**Written instruction**
Below are some entries. Output each one exactly as it appears.

Data records
──────

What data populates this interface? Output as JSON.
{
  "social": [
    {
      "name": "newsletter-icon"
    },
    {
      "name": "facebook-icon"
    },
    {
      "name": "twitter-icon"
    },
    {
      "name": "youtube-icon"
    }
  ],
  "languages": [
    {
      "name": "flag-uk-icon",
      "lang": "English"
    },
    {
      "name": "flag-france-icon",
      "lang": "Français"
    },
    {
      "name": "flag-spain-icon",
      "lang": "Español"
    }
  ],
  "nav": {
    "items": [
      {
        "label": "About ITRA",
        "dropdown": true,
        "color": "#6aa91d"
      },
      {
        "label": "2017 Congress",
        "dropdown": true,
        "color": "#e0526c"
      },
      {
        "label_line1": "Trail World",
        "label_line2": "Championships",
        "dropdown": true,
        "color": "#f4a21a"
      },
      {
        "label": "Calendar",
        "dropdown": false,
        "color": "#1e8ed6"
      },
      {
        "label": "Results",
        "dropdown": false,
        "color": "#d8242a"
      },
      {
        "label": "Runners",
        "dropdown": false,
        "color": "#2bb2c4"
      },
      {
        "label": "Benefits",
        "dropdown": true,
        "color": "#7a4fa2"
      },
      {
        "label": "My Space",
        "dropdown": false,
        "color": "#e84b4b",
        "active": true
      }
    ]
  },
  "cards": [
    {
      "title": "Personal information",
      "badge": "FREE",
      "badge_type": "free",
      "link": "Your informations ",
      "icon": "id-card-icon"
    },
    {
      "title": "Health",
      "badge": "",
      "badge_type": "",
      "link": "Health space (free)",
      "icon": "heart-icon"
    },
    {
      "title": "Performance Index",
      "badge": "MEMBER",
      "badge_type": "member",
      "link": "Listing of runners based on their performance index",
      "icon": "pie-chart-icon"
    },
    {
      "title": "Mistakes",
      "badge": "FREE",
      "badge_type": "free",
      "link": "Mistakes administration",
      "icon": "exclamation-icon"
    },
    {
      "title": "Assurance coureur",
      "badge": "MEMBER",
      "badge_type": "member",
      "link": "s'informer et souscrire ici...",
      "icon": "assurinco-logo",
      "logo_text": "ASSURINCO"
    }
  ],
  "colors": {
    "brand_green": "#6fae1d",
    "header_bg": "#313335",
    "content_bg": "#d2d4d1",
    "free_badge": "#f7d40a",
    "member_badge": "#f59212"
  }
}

──────

**Written solution**
What data populates this interface? Output as JSON.
{
  "social": [
    {
      "name": "newsletter-icon"
    },
    {
      "name": "facebook-icon"
    },
    {
      "name": "twitter-icon"
    },
    {
      "name": "youtube-icon"
    }
  ],
  "languages": [
    {
      "name": "flag-uk-icon",
      "lang": "English"
    },
    {
      "name": "flag-france-icon",
      "lang": "Français"
    },
    {
      "name": "flag-spain-icon",
      "lang": "Español"
    }
  ],
  "nav": {
    "items": [
      {
        "label": "About ITRA",
        "dropdown": true,
        "color": "#6aa91d"
      },
      {
        "label": "2017 Congress",
        "dropdown": true,
        "color": "#e0526c"
      },
      {
        "label_line1": "Trail World",
        "label_line2": "Championships",
        "dropdown": true,
        "color": "#f4a21a"
      },
      {
        "label": "Calendar",
        "dropdown": false,
        "color": "#1e8ed6"
      },
      {
        "label": "Results",
        "dropdown": false,
        "color": "#d8242a"
      },
      {
        "label": "Runners",
        "dropdown": false,
        "color": "#2bb2c4"
      },
      {
        "label": "Benefits",
        "dropdown": true,
        "color": "#7a4fa2"
      },
      {
        "label": "My Space",
        "dropdown": false,
        "color": "#e84b4b",
        "active": true
      }
    ]
  },
  "cards": [
    {
      "title": "Personal information",
      "badge": "FREE",
      "badge_type": "free",
      "link": "Your informations ",
      "icon": "id-card-icon"
    },
    {
      "title": "Health",
      "badge": "",
      "badge_type": "",
      "link": "Health space (free)",
      "icon": "heart-icon"
    },
    {
      "title": "Performance Index",
      "badge": "MEMBER",
      "badge_type": "member",
      "link": "Listing of runners based on their performance index",
      "icon": "pie-chart-icon"
    },
    {
      "title": "Mistakes",
      "badge": "FREE",
      "badge_type": "free",
      "link": "Mistakes administration",
      "icon": "exclamation-icon"
    },
    {
      "title": "Assurance coureur",
      "badge": "MEMBER",
      "badge_type": "member",
      "link": "s'informer et souscrire ici...",
      "icon": "assurinco-logo",
      "logo_text": "ASSURINCO"
    }
  ],
  "colors": {
    "brand_green": "#6fae1d",
    "header_bg": "#313335",
    "content_bg": "#d2d4d1",
    "free_badge": "#f7d40a",
    "member_badge": "#f59212"
  }
}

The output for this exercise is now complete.